▸ **WHAT IS ASKED**: Records follow. Select each line holding "markets".

(Source records)
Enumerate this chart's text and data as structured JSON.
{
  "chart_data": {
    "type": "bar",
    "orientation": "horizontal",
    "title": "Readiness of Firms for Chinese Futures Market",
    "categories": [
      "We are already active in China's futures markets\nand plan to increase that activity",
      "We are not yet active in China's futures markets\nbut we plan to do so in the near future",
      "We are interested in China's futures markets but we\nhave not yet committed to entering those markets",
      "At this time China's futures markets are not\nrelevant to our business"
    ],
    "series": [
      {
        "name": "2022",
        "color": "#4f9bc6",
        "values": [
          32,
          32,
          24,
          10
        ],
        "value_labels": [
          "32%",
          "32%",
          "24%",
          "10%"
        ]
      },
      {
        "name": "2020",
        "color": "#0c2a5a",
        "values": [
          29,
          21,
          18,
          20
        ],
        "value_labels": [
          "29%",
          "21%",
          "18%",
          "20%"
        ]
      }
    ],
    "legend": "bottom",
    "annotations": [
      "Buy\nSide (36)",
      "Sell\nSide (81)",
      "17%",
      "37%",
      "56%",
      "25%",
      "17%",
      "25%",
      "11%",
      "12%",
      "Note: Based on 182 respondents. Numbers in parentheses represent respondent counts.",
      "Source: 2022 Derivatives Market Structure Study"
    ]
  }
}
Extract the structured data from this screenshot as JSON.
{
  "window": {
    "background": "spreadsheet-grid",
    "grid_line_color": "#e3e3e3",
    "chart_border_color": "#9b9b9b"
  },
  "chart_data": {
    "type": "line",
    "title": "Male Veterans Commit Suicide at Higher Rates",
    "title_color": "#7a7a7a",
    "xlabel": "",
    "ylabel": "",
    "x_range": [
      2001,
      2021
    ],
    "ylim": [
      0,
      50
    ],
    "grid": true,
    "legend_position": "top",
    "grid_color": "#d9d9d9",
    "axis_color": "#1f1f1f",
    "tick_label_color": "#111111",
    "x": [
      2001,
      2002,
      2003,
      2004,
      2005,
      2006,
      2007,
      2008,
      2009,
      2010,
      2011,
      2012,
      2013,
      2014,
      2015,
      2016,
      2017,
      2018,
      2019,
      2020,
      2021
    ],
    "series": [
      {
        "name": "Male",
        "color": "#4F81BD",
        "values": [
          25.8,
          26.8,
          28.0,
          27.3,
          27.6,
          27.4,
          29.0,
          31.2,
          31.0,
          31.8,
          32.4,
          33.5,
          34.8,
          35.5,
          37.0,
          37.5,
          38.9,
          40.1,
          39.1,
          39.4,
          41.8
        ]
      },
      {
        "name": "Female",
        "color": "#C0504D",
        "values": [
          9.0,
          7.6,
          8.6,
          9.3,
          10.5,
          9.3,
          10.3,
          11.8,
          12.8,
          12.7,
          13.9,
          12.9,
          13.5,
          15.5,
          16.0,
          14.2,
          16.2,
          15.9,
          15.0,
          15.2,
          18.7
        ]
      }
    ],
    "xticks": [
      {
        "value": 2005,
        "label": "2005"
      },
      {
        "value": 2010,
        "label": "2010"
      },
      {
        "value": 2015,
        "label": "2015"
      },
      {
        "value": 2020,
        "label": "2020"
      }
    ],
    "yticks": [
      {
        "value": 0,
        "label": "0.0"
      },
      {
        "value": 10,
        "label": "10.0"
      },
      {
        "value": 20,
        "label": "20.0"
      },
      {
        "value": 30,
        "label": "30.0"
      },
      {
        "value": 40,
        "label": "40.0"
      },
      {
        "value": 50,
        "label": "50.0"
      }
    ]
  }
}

▸ **TASK SOLUTION**:
      "We are already active in China's futures markets\nand plan to increase that activity",
      "We are not yet active in China's futures markets\nbut we plan to do so in the near future",
      "We are interested in China's futures markets but we\nhave not yet committed to entering those markets",
      "At this time China's futures markets are not\nrelevant to our business"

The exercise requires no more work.